TASK PROMPT
From the entries below, copy every line where the string "screenshot" appears.
___ RECORDED INFORMATION
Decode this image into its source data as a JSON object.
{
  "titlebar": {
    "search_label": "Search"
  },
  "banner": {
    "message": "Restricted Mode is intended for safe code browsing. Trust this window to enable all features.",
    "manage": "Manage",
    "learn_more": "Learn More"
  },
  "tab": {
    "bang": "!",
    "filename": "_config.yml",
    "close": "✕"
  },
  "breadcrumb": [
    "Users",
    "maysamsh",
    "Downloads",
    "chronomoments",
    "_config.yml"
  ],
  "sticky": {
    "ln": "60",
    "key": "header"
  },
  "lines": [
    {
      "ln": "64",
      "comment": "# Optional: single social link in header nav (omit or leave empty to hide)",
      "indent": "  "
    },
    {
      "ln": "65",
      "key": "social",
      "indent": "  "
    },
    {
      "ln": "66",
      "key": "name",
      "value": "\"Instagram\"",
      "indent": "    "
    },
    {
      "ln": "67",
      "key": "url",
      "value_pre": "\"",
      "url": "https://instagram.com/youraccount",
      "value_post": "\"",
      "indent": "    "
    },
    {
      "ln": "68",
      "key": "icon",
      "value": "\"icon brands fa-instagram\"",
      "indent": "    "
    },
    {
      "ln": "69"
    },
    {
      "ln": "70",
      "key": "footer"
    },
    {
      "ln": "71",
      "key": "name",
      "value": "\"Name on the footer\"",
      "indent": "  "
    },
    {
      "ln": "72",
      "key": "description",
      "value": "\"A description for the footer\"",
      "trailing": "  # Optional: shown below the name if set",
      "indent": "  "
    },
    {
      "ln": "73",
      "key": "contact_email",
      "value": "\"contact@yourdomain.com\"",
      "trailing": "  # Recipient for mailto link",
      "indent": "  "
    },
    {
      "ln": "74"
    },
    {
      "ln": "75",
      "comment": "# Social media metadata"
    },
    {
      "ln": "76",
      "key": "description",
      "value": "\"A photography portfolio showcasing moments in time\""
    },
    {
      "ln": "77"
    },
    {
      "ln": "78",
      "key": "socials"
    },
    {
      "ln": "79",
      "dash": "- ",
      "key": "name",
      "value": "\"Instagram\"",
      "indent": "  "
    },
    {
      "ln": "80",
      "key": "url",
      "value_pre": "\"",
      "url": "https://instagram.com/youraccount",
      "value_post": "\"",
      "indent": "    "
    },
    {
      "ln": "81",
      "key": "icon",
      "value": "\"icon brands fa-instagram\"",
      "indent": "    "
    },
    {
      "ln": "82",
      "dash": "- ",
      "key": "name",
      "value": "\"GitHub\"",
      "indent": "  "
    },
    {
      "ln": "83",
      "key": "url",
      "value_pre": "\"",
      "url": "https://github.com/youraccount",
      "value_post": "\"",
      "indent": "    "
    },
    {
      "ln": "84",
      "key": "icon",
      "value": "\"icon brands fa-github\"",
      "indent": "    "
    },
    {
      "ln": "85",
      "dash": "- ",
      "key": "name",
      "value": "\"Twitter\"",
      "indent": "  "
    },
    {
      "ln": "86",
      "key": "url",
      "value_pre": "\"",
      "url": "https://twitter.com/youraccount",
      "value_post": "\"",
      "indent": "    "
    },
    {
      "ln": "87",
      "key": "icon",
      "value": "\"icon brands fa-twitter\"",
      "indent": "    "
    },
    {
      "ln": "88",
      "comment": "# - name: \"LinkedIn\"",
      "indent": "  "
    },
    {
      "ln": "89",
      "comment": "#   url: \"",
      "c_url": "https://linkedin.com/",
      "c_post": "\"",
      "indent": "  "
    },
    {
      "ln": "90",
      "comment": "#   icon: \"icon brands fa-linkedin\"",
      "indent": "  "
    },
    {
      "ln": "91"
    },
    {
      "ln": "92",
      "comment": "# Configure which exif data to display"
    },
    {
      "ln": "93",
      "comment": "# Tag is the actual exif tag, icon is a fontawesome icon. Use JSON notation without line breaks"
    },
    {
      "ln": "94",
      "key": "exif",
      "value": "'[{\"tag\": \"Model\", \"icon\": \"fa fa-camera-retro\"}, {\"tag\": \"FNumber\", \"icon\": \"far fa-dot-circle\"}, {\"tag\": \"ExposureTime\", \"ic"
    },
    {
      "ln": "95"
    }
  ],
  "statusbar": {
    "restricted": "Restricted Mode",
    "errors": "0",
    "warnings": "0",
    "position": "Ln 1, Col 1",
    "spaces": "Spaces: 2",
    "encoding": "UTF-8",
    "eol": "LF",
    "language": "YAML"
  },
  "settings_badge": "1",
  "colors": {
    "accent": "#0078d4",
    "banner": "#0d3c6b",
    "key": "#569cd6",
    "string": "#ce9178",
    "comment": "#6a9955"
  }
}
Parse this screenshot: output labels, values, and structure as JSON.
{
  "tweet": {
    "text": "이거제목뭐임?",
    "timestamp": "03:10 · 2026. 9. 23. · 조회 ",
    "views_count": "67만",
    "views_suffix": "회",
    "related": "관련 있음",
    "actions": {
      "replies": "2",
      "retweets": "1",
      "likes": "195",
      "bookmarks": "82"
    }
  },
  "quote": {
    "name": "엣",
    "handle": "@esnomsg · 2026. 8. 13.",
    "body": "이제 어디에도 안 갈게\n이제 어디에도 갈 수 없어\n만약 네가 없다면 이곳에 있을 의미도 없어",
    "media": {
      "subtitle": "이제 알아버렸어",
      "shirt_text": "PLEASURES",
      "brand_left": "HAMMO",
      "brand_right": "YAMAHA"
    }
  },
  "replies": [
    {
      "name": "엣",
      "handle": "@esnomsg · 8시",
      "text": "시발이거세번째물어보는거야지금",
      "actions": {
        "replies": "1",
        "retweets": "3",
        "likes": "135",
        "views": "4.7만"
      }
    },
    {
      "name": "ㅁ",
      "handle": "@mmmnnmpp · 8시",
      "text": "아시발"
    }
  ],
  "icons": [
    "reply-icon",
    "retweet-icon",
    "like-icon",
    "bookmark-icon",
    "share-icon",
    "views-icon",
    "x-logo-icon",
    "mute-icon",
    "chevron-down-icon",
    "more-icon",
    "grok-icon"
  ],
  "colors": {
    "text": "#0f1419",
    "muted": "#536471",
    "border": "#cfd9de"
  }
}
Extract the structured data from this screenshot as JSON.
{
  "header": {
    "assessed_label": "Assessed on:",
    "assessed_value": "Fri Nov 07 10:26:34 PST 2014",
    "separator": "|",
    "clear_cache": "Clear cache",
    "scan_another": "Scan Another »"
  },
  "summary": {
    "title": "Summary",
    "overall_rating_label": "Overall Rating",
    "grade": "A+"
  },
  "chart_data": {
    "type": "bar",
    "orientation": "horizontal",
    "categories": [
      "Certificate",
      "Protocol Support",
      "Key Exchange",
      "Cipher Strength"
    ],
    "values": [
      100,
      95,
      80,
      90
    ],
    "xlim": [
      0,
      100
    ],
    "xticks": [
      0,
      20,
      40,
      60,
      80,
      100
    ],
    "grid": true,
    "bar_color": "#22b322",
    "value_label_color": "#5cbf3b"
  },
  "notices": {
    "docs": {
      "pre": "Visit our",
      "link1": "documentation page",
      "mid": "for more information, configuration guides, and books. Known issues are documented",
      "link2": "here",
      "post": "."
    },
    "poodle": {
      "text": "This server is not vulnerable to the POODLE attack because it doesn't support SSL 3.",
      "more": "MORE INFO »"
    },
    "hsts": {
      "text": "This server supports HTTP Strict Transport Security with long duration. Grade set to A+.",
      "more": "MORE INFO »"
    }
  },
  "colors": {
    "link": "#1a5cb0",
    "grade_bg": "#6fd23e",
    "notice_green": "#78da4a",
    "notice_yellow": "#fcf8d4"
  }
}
______
EXERCISE RESULT
Parse this screenshot: output labels, values, and structure as JSON.
Extract the structured data from this screenshot as JSON.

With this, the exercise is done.